===== Records =====

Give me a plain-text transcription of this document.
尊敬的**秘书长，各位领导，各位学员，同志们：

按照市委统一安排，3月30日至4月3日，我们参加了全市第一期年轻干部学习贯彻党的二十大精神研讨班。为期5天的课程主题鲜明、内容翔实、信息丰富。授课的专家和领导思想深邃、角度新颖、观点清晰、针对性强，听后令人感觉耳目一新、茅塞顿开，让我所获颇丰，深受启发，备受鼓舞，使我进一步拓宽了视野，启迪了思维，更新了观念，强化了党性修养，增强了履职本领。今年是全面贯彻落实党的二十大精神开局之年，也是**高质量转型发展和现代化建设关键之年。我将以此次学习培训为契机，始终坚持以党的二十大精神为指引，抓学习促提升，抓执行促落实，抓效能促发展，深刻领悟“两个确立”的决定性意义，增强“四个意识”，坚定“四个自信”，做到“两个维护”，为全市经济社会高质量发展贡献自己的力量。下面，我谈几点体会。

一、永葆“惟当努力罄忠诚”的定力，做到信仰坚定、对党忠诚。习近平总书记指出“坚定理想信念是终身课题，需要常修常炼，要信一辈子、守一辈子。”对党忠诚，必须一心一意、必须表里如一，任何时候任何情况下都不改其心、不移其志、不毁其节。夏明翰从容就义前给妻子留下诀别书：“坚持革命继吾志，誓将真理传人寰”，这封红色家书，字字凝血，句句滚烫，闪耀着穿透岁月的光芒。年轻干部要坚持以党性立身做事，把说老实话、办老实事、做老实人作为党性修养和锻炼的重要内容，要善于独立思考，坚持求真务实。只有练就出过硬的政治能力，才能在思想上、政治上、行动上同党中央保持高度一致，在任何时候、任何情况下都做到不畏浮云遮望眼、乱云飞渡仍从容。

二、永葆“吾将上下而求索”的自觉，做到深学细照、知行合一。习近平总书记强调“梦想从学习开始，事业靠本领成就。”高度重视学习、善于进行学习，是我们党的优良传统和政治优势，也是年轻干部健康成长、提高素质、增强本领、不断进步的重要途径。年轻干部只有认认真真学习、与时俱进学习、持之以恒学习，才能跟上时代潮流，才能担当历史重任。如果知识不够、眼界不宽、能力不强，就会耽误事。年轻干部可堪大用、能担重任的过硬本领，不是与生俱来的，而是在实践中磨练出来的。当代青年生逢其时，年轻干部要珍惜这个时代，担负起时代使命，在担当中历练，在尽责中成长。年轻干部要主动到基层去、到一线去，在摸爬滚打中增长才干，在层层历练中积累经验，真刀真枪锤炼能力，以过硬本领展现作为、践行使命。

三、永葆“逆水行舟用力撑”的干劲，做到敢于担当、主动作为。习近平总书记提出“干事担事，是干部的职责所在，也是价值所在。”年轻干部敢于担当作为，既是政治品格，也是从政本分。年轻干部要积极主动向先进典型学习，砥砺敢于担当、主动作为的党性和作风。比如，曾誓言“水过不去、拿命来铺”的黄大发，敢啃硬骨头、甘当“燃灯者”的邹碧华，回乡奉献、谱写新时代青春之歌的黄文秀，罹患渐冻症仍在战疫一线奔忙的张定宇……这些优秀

=====

Task to carry out » Restate each record word for word.

Exercise solution »
Give me a plain-text transcription of this document.
尊敬的**秘书长，各位领导，各位学员，同志们：

按照市委统一安排，3月30日至4月3日，我们参加了全市第一期年轻干部学习贯彻党的二十大精神研讨班。为期5天的课程主题鲜明、内容翔实、信息丰富。授课的专家和领导思想深邃、角度新颖、观点清晰、针对性强，听后令人感觉耳目一新、茅塞顿开，让我所获颇丰，深受启发，备受鼓舞，使我进一步拓宽了视野，启迪了思维，更新了观念，强化了党性修养，增强了履职本领。今年是全面贯彻落实党的二十大精神开局之年，也是**高质量转型发展和现代化建设关键之年。我将以此次学习培训为契机，始终坚持以党的二十大精神为指引，抓学习促提升，抓执行促落实，抓效能促发展，深刻领悟“两个确立”的决定性意义，增强“四个意识”，坚定“四个自信”，做到“两个维护”，为全市经济社会高质量发展贡献自己的力量。下面，我谈几点体会。

一、永葆“惟当努力罄忠诚”的定力，做到信仰坚定、对党忠诚。习近平总书记指出“坚定理想信念是终身课题，需要常修常炼，要信一辈子、守一辈子。”对党忠诚，必须一心一意、必须表里如一，任何时候任何情况下都不改其心、不移其志、不毁其节。夏明翰从容就义前给妻子留下诀别书：“坚持革命继吾志，誓将真理传人寰”，这封红色家书，字字凝血，句句滚烫，闪耀着穿透岁月的光芒。年轻干部要坚持以党性立身做事，把说老实话、办老实事、做老实人作为党性修养和锻炼的重要内容，要善于独立思考，坚持求真务实。只有练就出过硬的政治能力，才能在思想上、政治上、行动上同党中央保持高度一致，在任何时候、任何情况下都做到不畏浮云遮望眼、乱云飞渡仍从容。

二、永葆“吾将上下而求索”的自觉，做到深学细照、知行合一。习近平总书记强调“梦想从学习开始，事业靠本领成就。”高度重视学习、善于进行学习，是我们党的优良传统和政治优势，也是年轻干部健康成长、提高素质、增强本领、不断进步的重要途径。年轻干部只有认认真真学习、与时俱进学习、持之以恒学习，才能跟上时代潮流，才能担当历史重任。如果知识不够、眼界不宽、能力不强，就会耽误事。年轻干部可堪大用、能担重任的过硬本领，不是与生俱来的，而是在实践中磨练出来的。当代青年生逢其时，年轻干部要珍惜这个时代，担负起时代使命，在担当中历练，在尽责中成长。年轻干部要主动到基层去、到一线去，在摸爬滚打中增长才干，在层层历练中积累经验，真刀真枪锤炼能力，以过硬本领展现作为、践行使命。

三、永葆“逆水行舟用力撑”的干劲，做到敢于担当、主动作为。习近平总书记提出“干事担事，是干部的职责所在，也是价值所在。”年轻干部敢于担当作为，既是政治品格，也是从政本分。年轻干部要积极主动向先进典型学习，砥砺敢于担当、主动作为的党性和作风。比如，曾誓言“水过不去、拿命来铺”的黄大发，敢啃硬骨头、甘当“燃灯者”的邹碧华，回乡奉献、谱写新时代青春之歌的黄文秀，罹患渐冻症仍在战疫一线奔忙的张定宇……这些优秀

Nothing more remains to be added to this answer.